** start of Task input **

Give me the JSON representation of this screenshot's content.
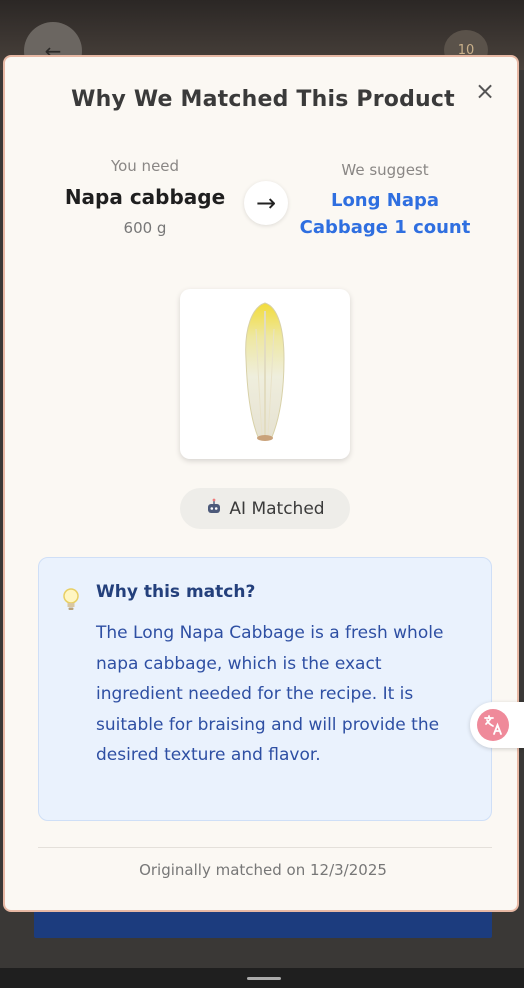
{
  "background": {
    "back_icon": "arrow-left-icon",
    "back_glyph": "←",
    "cart_count": "10"
  },
  "modal": {
    "title": "Why We Matched This Product",
    "close_glyph": "×",
    "need": {
      "label": "You need",
      "name": "Napa cabbage",
      "quantity": "600 g"
    },
    "arrow_glyph": "→",
    "suggest": {
      "label": "We suggest",
      "name": "Long Napa Cabbage 1 count"
    },
    "badge": {
      "icon": "robot-icon",
      "label": "AI Matched"
    },
    "why": {
      "icon": "lightbulb-icon",
      "title": "Why this match?",
      "text": "The Long Napa Cabbage is a fresh whole napa cabbage, which is the exact ingredient needed for the recipe. It is suitable for braising and will provide the desired texture and flavor."
    },
    "footer": "Originally matched on 12/3/2025"
  },
  "translate_fab": {
    "icon": "translate-icon"
  },
  "colors": {
    "accent_blue": "#2f6fe0",
    "modal_border": "#e7b8a4",
    "why_bg": "#eaf2fd",
    "primary_button": "#1c3c7e"
  }
}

** end of Task input **

_Given instruction:_ All of the entries above should be copied exactly, except for the pictures.

_The solution:_
Give me the JSON representation of this screenshot's content.
{
  "background": {
    "back_icon": "arrow-left-icon",
    "back_glyph": "←",
    "cart_count": "10"
  },
  "modal": {
    "title": "Why We Matched This Product",
    "close_glyph": "×",
    "need": {
      "label": "You need",
      "name": "Napa cabbage",
      "quantity": "600 g"
    },
    "arrow_glyph": "→",
    "suggest": {
      "label": "We suggest",
      "name": "Long Napa Cabbage 1 count"
    },
    "badge": {
      "icon": "robot-icon",
      "label": "AI Matched"
    },
    "why": {
      "icon": "lightbulb-icon",
      "title": "Why this match?",
      "text": "The Long Napa Cabbage is a fresh whole napa cabbage, which is the exact ingredient needed for the recipe. It is suitable for braising and will provide the desired texture and flavor."
    },
    "footer": "Originally matched on 12/3/2025"
  },
  "translate_fab": {
    "icon": "translate-icon"
  },
  "colors": {
    "accent_blue": "#2f6fe0",
    "modal_border": "#e7b8a4",
    "why_bg": "#eaf2fd",
    "primary_button": "#1c3c7e"
  }
}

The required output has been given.